▶ **EXERCISE INPUTS**:
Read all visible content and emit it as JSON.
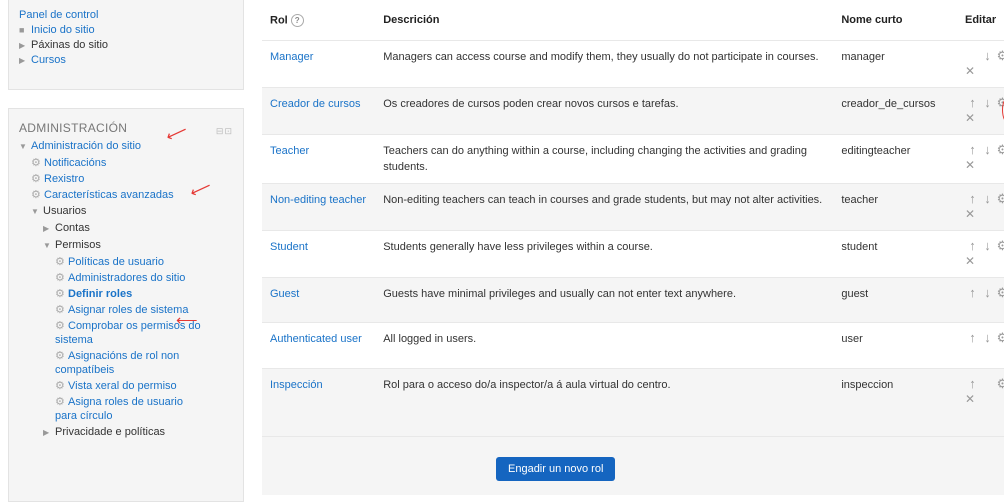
{
  "navigation": {
    "title": "Panel de control",
    "items": [
      {
        "label": "Inicio do sitio",
        "marker": "bullet",
        "link": true
      },
      {
        "label": "Páxinas do sitio",
        "marker": "triangle",
        "link": false
      },
      {
        "label": "Cursos",
        "marker": "triangle",
        "link": true
      }
    ]
  },
  "admin": {
    "heading": "ADMINISTRACIÓN",
    "collapse_icons": "⊟⊡",
    "tree": [
      {
        "label": "Administración do sitio",
        "indent": 0,
        "marker": "expanded",
        "link": true
      },
      {
        "label": "Notificacións",
        "indent": 1,
        "marker": "gear",
        "link": true
      },
      {
        "label": "Rexistro",
        "indent": 1,
        "marker": "gear",
        "link": true
      },
      {
        "label": "Características avanzadas",
        "indent": 1,
        "marker": "gear",
        "link": true
      },
      {
        "label": "Usuarios",
        "indent": 1,
        "marker": "expanded",
        "link": false
      },
      {
        "label": "Contas",
        "indent": 2,
        "marker": "collapsed",
        "link": false
      },
      {
        "label": "Permisos",
        "indent": 2,
        "marker": "expanded",
        "link": false
      },
      {
        "label": "Políticas de usuario",
        "indent": 3,
        "marker": "gear",
        "link": true
      },
      {
        "label": "Administradores do sitio",
        "indent": 3,
        "marker": "gear",
        "link": true
      },
      {
        "label": "Definir roles",
        "indent": 3,
        "marker": "gear",
        "link": true,
        "bold": true
      },
      {
        "label": "Asignar roles de sistema",
        "indent": 3,
        "marker": "gear",
        "link": true
      },
      {
        "label": "Comprobar os permisos do sistema",
        "indent": 3,
        "marker": "gear",
        "link": true
      },
      {
        "label": "Asignacións de rol non compatíbeis",
        "indent": 3,
        "marker": "gear",
        "link": true
      },
      {
        "label": "Vista xeral do permiso",
        "indent": 3,
        "marker": "gear",
        "link": true
      },
      {
        "label": "Asigna roles de usuario para círculo",
        "indent": 3,
        "marker": "gear",
        "link": true
      },
      {
        "label": "Privacidade e políticas",
        "indent": 2,
        "marker": "collapsed",
        "link": false
      }
    ]
  },
  "table": {
    "headers": {
      "role": "Rol",
      "description": "Descrición",
      "short_name": "Nome curto",
      "edit": "Editar"
    },
    "help_icon": "?",
    "rows": [
      {
        "role": "Manager",
        "description": "Managers can access course and modify them, they usually do not participate in courses.",
        "short_name": "manager",
        "up": false,
        "down": true,
        "delete": true
      },
      {
        "role": "Creador de cursos",
        "description": "Os creadores de cursos poden crear novos cursos e tarefas.",
        "short_name": "creador_de_cursos",
        "up": true,
        "down": true,
        "delete": true,
        "circled": true
      },
      {
        "role": "Teacher",
        "description": "Teachers can do anything within a course, including changing the activities and grading students.",
        "short_name": "editingteacher",
        "up": true,
        "down": true,
        "delete": true
      },
      {
        "role": "Non-editing teacher",
        "description": "Non-editing teachers can teach in courses and grade students, but may not alter activities.",
        "short_name": "teacher",
        "up": true,
        "down": true,
        "delete": true
      },
      {
        "role": "Student",
        "description": "Students generally have less privileges within a course.",
        "short_name": "student",
        "up": true,
        "down": true,
        "delete": true
      },
      {
        "role": "Guest",
        "description": "Guests have minimal privileges and usually can not enter text anywhere.",
        "short_name": "guest",
        "up": true,
        "down": true,
        "delete": false
      },
      {
        "role": "Authenticated user",
        "description": "All logged in users.",
        "short_name": "user",
        "up": true,
        "down": true,
        "delete": false
      },
      {
        "role": "Inspección",
        "description": "Rol para o acceso do/a inspector/a á aula virtual do centro.",
        "short_name": "inspeccion",
        "up": true,
        "down": false,
        "delete": true
      }
    ]
  },
  "add_role_button": "Engadir un novo rol",
  "colors": {
    "link": "#1a73c8",
    "button": "#1565c0",
    "annotation": "#e53935"
  }
}
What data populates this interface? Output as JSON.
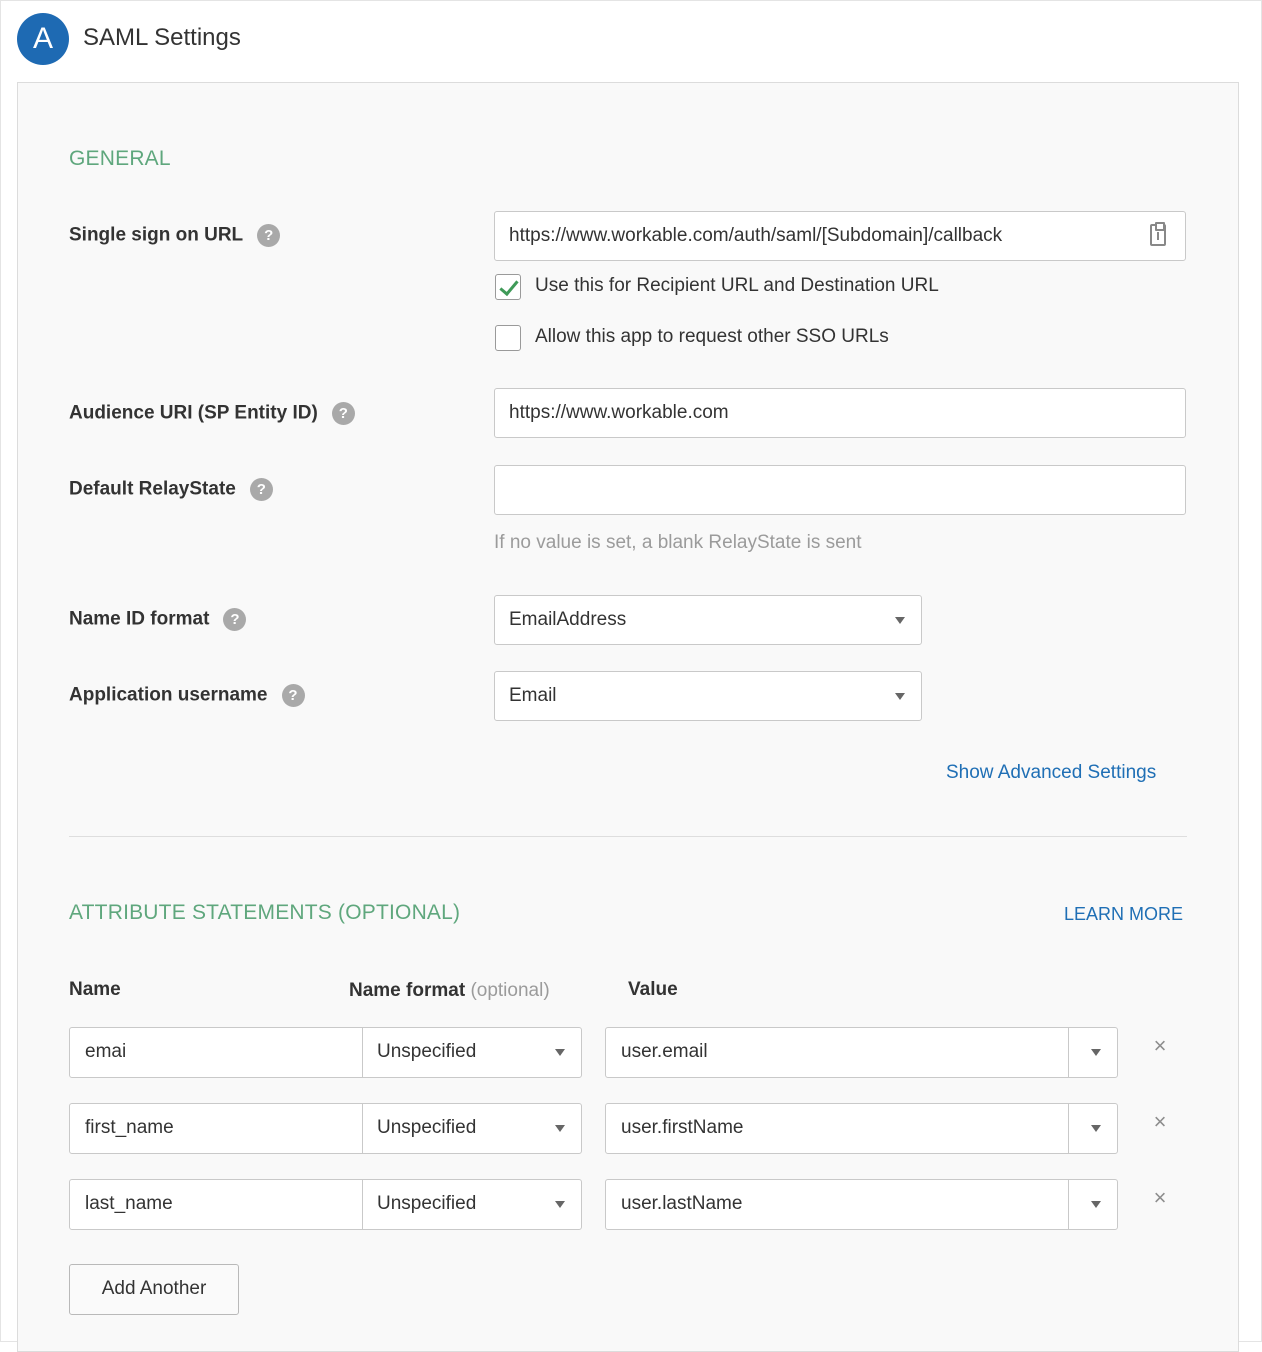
{
  "header": {
    "logo_letter": "A",
    "title": "SAML Settings"
  },
  "general": {
    "section_title": "GENERAL",
    "sso_url": {
      "label": "Single sign on URL",
      "value": "https://www.workable.com/auth/saml/[Subdomain]/callback",
      "checkbox_recipient": {
        "label": "Use this for Recipient URL and Destination URL",
        "checked": true
      },
      "checkbox_other_sso": {
        "label": "Allow this app to request other SSO URLs",
        "checked": false
      }
    },
    "audience_uri": {
      "label": "Audience URI (SP Entity ID)",
      "value": "https://www.workable.com"
    },
    "relay_state": {
      "label": "Default RelayState",
      "value": "",
      "hint": "If no value is set, a blank RelayState is sent"
    },
    "name_id_format": {
      "label": "Name ID format",
      "selected": "EmailAddress"
    },
    "app_username": {
      "label": "Application username",
      "selected": "Email"
    },
    "advanced_link": "Show Advanced Settings"
  },
  "attributes": {
    "section_title": "ATTRIBUTE STATEMENTS (OPTIONAL)",
    "learn_more": "LEARN MORE",
    "col_name": "Name",
    "col_format": "Name format",
    "col_format_optional": "(optional)",
    "col_value": "Value",
    "rows": [
      {
        "name": "emai",
        "format": "Unspecified",
        "value": "user.email"
      },
      {
        "name": "first_name",
        "format": "Unspecified",
        "value": "user.firstName"
      },
      {
        "name": "last_name",
        "format": "Unspecified",
        "value": "user.lastName"
      }
    ],
    "remove_symbol": "×",
    "add_button": "Add Another"
  },
  "colors": {
    "accent_green": "#5fa77d",
    "link_blue": "#1f6fb5",
    "logo_blue": "#1e6ab3",
    "check_green": "#3f9a58"
  },
  "icons": [
    "help-icon",
    "clipboard-icon",
    "checkmark-icon",
    "caret-down-icon",
    "remove-icon"
  ]
}
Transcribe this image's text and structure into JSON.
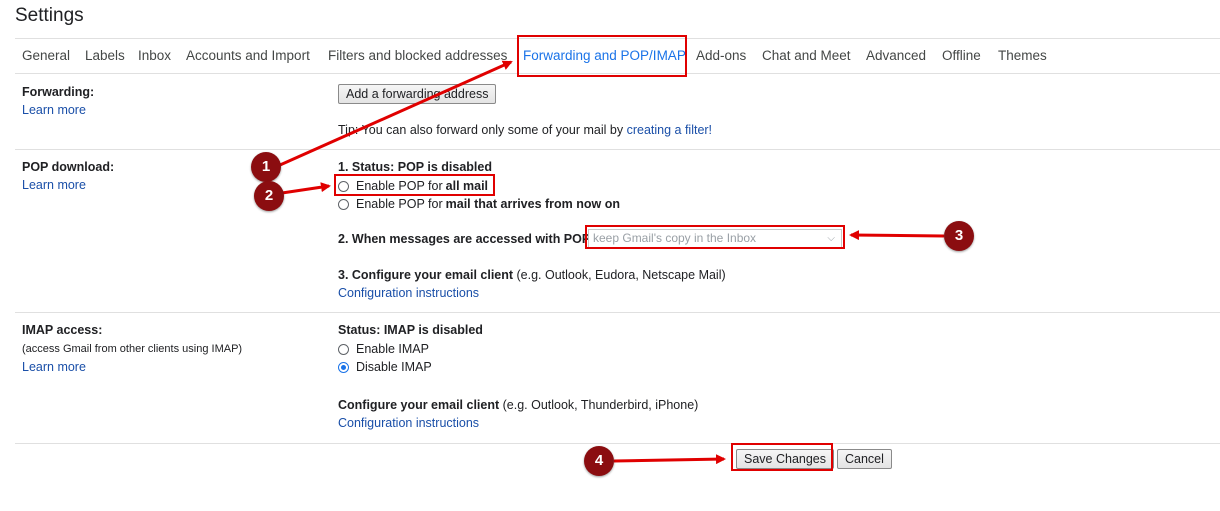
{
  "page_title": "Settings",
  "tabs": [
    {
      "label": "General"
    },
    {
      "label": "Labels"
    },
    {
      "label": "Inbox"
    },
    {
      "label": "Accounts and Import"
    },
    {
      "label": "Filters and blocked addresses"
    },
    {
      "label": "Forwarding and POP/IMAP"
    },
    {
      "label": "Add-ons"
    },
    {
      "label": "Chat and Meet"
    },
    {
      "label": "Advanced"
    },
    {
      "label": "Offline"
    },
    {
      "label": "Themes"
    }
  ],
  "forwarding": {
    "label": "Forwarding:",
    "learn_more": "Learn more",
    "add_button": "Add a forwarding address",
    "tip_prefix": "Tip: You can also forward only some of your mail by ",
    "tip_link": "creating a filter!"
  },
  "pop": {
    "label": "POP download:",
    "learn_more": "Learn more",
    "status": "1. Status: POP is disabled",
    "option1_prefix": "Enable POP for ",
    "option1_bold": "all mail",
    "option2_prefix": "Enable POP for ",
    "option2_bold": "mail that arrives from now on",
    "step2_label": "2. When messages are accessed with POP",
    "step2_select_value": "keep Gmail's copy in the Inbox",
    "step3_label": "3. Configure your email client",
    "step3_note": " (e.g. Outlook, Eudora, Netscape Mail)",
    "config_link": "Configuration instructions"
  },
  "imap": {
    "label": "IMAP access:",
    "sub": "(access Gmail from other clients using IMAP)",
    "learn_more": "Learn more",
    "status": "Status: IMAP is disabled",
    "enable": "Enable IMAP",
    "disable": "Disable IMAP",
    "selected": "disable",
    "configure_label": "Configure your email client",
    "configure_note": " (e.g. Outlook, Thunderbird, iPhone)",
    "config_link": "Configuration instructions"
  },
  "actions": {
    "save": "Save Changes",
    "cancel": "Cancel"
  },
  "annotations": {
    "color": "#e00000",
    "marker_color": "#8b0d10",
    "markers": [
      "1",
      "2",
      "3",
      "4"
    ]
  }
}
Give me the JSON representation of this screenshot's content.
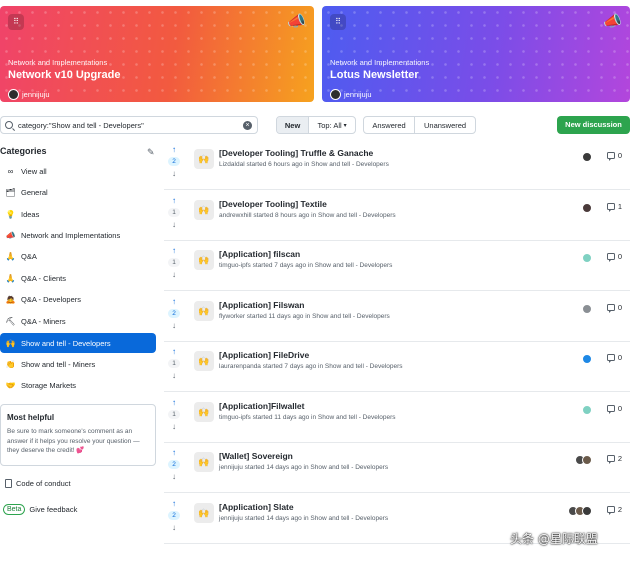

▶ **TASK DIRECTIONS**:
Give the entries again without a single change, but with no pictures.

▶ **REPLY TO THE TASK**:
Read all visible content and emit it as JSON.
{
  "navigation": {
    "title": "Panel de control",
    "items": [
      {
        "label": "Inicio do sitio",
        "marker": "bullet",
        "link": true
      },
      {
        "label": "Páxinas do sitio",
        "marker": "triangle",
        "link": false
      },
      {
        "label": "Cursos",
        "marker": "triangle",
        "link": true
      }
    ]
  },
  "admin": {
    "heading": "ADMINISTRACIÓN",
    "collapse_icons": "⊟⊡",
    "tree": [
      {
        "label": "Administración do sitio",
        "indent": 0,
        "marker": "expanded",
        "link": true
      },
      {
        "label": "Notificacións",
        "indent": 1,
        "marker": "gear",
        "link": true
      },
      {
        "label": "Rexistro",
        "indent": 1,
        "marker": "gear",
        "link": true
      },
      {
        "label": "Características avanzadas",
        "indent": 1,
        "marker": "gear",
        "link": true
      },
      {
        "label": "Usuarios",
        "indent": 1,
        "marker": "expanded",
        "link": false
      },
      {
        "label": "Contas",
        "indent": 2,
        "marker": "collapsed",
        "link": false
      },
      {
        "label": "Permisos",
        "indent": 2,
        "marker": "expanded",
        "link": false
      },
      {
        "label": "Políticas de usuario",
        "indent": 3,
        "marker": "gear",
        "link": true
      },
      {
        "label": "Administradores do sitio",
        "indent": 3,
        "marker": "gear",
        "link": true
      },
      {
        "label": "Definir roles",
        "indent": 3,
        "marker": "gear",
        "link": true,
        "bold": true
      },
      {
        "label": "Asignar roles de sistema",
        "indent": 3,
        "marker": "gear",
        "link": true
      },
      {
        "label": "Comprobar os permisos do sistema",
        "indent": 3,
        "marker": "gear",
        "link": true
      },
      {
        "label": "Asignacións de rol non compatíbeis",
        "indent": 3,
        "marker": "gear",
        "link": true
      },
      {
        "label": "Vista xeral do permiso",
        "indent": 3,
        "marker": "gear",
        "link": true
      },
      {
        "label": "Asigna roles de usuario para círculo",
        "indent": 3,
        "marker": "gear",
        "link": true
      },
      {
        "label": "Privacidade e políticas",
        "indent": 2,
        "marker": "collapsed",
        "link": false
      }
    ]
  },
  "table": {
    "headers": {
      "role": "Rol",
      "description": "Descrición",
      "short_name": "Nome curto",
      "edit": "Editar"
    },
    "help_icon": "?",
    "rows": [
      {
        "role": "Manager",
        "description": "Managers can access course and modify them, they usually do not participate in courses.",
        "short_name": "manager",
        "up": false,
        "down": true,
        "delete": true
      },
      {
        "role": "Creador de cursos",
        "description": "Os creadores de cursos poden crear novos cursos e tarefas.",
        "short_name": "creador_de_cursos",
        "up": true,
        "down": true,
        "delete": true,
        "circled": true
      },
      {
        "role": "Teacher",
        "description": "Teachers can do anything within a course, including changing the activities and grading students.",
        "short_name": "editingteacher",
        "up": true,
        "down": true,
        "delete": true
      },
      {
        "role": "Non-editing teacher",
        "description": "Non-editing teachers can teach in courses and grade students, but may not alter activities.",
        "short_name": "teacher",
        "up": true,
        "down": true,
        "delete": true
      },
      {
        "role": "Student",
        "description": "Students generally have less privileges within a course.",
        "short_name": "student",
        "up": true,
        "down": true,
        "delete": true
      },
      {
        "role": "Guest",
        "description": "Guests have minimal privileges and usually can not enter text anywhere.",
        "short_name": "guest",
        "up": true,
        "down": true,
        "delete": false
      },
      {
        "role": "Authenticated user",
        "description": "All logged in users.",
        "short_name": "user",
        "up": true,
        "down": true,
        "delete": false
      },
      {
        "role": "Inspección",
        "description": "Rol para o acceso do/a inspector/a á aula virtual do centro.",
        "short_name": "inspeccion",
        "up": true,
        "down": false,
        "delete": true
      }
    ]
  },
  "add_role_button": "Engadir un novo rol",
  "colors": {
    "link": "#1a73c8",
    "button": "#1565c0",
    "annotation": "#e53935"
  }
}
What data populates this interface? Output as JSON.
{
  "header": {
    "logo_letter": "A",
    "title": "SAML Settings"
  },
  "general": {
    "section_title": "GENERAL",
    "sso_url": {
      "label": "Single sign on URL",
      "value": "https://www.workable.com/auth/saml/[Subdomain]/callback",
      "checkbox_recipient": {
        "label": "Use this for Recipient URL and Destination URL",
        "checked": true
      },
      "checkbox_other_sso": {
        "label": "Allow this app to request other SSO URLs",
        "checked": false
      }
    },
    "audience_uri": {
      "label": "Audience URI (SP Entity ID)",
      "value": "https://www.workable.com"
    },
    "relay_state": {
      "label": "Default RelayState",
      "value": "",
      "hint": "If no value is set, a blank RelayState is sent"
    },
    "name_id_format": {
      "label": "Name ID format",
      "selected": "EmailAddress"
    },
    "app_username": {
      "label": "Application username",
      "selected": "Email"
    },
    "advanced_link": "Show Advanced Settings"
  },
  "attributes": {
    "section_title": "ATTRIBUTE STATEMENTS (OPTIONAL)",
    "learn_more": "LEARN MORE",
    "col_name": "Name",
    "col_format": "Name format",
    "col_format_optional": "(optional)",
    "col_value": "Value",
    "rows": [
      {
        "name": "emai",
        "format": "Unspecified",
        "value": "user.email"
      },
      {
        "name": "first_name",
        "format": "Unspecified",
        "value": "user.firstName"
      },
      {
        "name": "last_name",
        "format": "Unspecified",
        "value": "user.lastName"
      }
    ],
    "remove_symbol": "×",
    "add_button": "Add Another"
  },
  "colors": {
    "accent_green": "#5fa77d",
    "link_blue": "#1f6fb5",
    "logo_blue": "#1e6ab3",
    "check_green": "#3f9a58"
  },
  "icons": [
    "help-icon",
    "clipboard-icon",
    "checkmark-icon",
    "caret-down-icon",
    "remove-icon"
  ]
}
Transcribe this image's text and structure into JSON.
{
  "page_title": "Settings",
  "tabs": [
    {
      "label": "General"
    },
    {
      "label": "Labels"
    },
    {
      "label": "Inbox"
    },
    {
      "label": "Accounts and Import"
    },
    {
      "label": "Filters and blocked addresses"
    },
    {
      "label": "Forwarding and POP/IMAP"
    },
    {
      "label": "Add-ons"
    },
    {
      "label": "Chat and Meet"
    },
    {
      "label": "Advanced"
    },
    {
      "label": "Offline"
    },
    {
      "label": "Themes"
    }
  ],
  "forwarding": {
    "label": "Forwarding:",
    "learn_more": "Learn more",
    "add_button": "Add a forwarding address",
    "tip_prefix": "Tip: You can also forward only some of your mail by ",
    "tip_link": "creating a filter!"
  },
  "pop": {
    "label": "POP download:",
    "learn_more": "Learn more",
    "status": "1. Status: POP is disabled",
    "option1_prefix": "Enable POP for ",
    "option1_bold": "all mail",
    "option2_prefix": "Enable POP for ",
    "option2_bold": "mail that arrives from now on",
    "step2_label": "2. When messages are accessed with POP",
    "step2_select_value": "keep Gmail's copy in the Inbox",
    "step3_label": "3. Configure your email client",
    "step3_note": " (e.g. Outlook, Eudora, Netscape Mail)",
    "config_link": "Configuration instructions"
  },
  "imap": {
    "label": "IMAP access:",
    "sub": "(access Gmail from other clients using IMAP)",
    "learn_more": "Learn more",
    "status": "Status: IMAP is disabled",
    "enable": "Enable IMAP",
    "disable": "Disable IMAP",
    "selected": "disable",
    "configure_label": "Configure your email client",
    "configure_note": " (e.g. Outlook, Thunderbird, iPhone)",
    "config_link": "Configuration instructions"
  },
  "actions": {
    "save": "Save Changes",
    "cancel": "Cancel"
  },
  "annotations": {
    "color": "#e00000",
    "marker_color": "#8b0d10",
    "markers": [
      "1",
      "2",
      "3",
      "4"
    ]
  }
}
Give me the JSON representation of this screenshot's content.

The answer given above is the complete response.